● What the task asks
Quote verbatim every line of the listing from its beginning down to the line containing "sidebar-item-label: Use My", including that line.

* BEGIN Entries provided *

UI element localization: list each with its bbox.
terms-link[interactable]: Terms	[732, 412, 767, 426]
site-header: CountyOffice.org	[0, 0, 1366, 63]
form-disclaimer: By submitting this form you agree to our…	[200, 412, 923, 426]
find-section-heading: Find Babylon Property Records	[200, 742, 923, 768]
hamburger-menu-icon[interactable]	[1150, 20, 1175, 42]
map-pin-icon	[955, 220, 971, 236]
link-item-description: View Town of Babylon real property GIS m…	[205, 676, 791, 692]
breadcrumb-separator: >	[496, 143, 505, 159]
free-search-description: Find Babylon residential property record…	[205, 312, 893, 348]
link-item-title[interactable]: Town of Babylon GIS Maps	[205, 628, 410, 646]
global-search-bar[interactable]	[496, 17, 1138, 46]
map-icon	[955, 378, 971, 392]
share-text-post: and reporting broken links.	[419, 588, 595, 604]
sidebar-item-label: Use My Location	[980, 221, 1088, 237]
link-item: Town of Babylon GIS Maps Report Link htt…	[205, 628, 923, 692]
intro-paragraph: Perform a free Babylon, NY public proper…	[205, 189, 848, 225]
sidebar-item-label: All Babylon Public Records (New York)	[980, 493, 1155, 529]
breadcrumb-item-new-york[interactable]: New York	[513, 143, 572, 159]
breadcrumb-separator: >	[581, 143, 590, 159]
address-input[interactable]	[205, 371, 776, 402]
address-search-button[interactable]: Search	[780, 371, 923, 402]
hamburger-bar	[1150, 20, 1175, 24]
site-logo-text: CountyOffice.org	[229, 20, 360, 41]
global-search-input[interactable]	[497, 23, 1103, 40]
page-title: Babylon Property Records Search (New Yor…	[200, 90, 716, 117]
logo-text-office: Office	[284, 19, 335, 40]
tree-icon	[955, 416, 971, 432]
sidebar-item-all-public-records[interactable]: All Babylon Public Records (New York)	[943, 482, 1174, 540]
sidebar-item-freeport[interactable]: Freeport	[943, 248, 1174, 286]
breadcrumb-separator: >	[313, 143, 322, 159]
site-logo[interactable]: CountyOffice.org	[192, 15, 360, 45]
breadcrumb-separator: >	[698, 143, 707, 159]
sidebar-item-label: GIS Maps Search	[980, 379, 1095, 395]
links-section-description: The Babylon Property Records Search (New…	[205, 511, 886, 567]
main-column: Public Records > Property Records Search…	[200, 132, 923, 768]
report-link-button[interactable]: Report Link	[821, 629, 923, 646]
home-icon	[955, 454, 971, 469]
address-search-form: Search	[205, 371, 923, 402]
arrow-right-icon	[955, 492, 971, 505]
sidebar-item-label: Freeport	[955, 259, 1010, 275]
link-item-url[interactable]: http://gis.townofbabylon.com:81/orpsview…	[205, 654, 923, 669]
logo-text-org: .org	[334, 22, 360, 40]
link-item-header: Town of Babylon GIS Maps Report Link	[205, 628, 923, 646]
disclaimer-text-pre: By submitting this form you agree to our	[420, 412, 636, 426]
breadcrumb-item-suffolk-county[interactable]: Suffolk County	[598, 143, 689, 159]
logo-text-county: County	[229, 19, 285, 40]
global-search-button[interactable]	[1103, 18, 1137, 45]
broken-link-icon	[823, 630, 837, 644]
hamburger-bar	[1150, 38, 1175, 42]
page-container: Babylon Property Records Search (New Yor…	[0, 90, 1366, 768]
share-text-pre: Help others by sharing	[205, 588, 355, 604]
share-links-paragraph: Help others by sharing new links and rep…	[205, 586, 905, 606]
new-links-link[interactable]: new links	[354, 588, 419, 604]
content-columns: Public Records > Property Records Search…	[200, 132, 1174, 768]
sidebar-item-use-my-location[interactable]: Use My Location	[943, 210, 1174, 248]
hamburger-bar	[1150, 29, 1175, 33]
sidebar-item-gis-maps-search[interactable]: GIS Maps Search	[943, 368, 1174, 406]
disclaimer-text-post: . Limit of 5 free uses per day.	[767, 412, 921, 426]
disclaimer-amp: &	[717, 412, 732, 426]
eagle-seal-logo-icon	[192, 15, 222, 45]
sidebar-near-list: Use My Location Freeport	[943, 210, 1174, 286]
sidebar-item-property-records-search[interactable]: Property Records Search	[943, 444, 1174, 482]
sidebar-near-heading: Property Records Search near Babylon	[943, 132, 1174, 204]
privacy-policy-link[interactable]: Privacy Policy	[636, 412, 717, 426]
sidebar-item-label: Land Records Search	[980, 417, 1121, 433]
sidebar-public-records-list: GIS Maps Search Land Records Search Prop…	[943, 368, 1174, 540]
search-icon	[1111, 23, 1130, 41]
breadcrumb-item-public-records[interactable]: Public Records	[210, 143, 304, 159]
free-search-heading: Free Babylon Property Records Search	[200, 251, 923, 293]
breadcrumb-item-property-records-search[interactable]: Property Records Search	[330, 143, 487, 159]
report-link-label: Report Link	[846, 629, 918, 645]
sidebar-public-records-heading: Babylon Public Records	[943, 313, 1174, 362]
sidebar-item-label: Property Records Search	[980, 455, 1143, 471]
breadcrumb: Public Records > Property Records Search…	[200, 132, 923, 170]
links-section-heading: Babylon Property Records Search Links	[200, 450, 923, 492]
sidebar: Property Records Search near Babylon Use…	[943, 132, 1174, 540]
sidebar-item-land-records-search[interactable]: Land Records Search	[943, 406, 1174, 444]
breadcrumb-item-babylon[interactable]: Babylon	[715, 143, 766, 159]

* END Entries provided *

● Answer to the task
UI element localization: list each with its bbox.
terms-link[interactable]: Terms	[732, 412, 767, 426]
site-header: CountyOffice.org	[0, 0, 1366, 63]
form-disclaimer: By submitting this form you agree to our…	[200, 412, 923, 426]
find-section-heading: Find Babylon Property Records	[200, 742, 923, 768]
hamburger-menu-icon[interactable]	[1150, 20, 1175, 42]
map-pin-icon	[955, 220, 971, 236]
link-item-description: View Town of Babylon real property GIS m…	[205, 676, 791, 692]
breadcrumb-separator: >	[496, 143, 505, 159]
free-search-description: Find Babylon residential property record…	[205, 312, 893, 348]
link-item-title[interactable]: Town of Babylon GIS Maps	[205, 628, 410, 646]
global-search-bar[interactable]	[496, 17, 1138, 46]
map-icon	[955, 378, 971, 392]
share-text-post: and reporting broken links.	[419, 588, 595, 604]
sidebar-item-label: Use My Location	[980, 221, 1088, 237]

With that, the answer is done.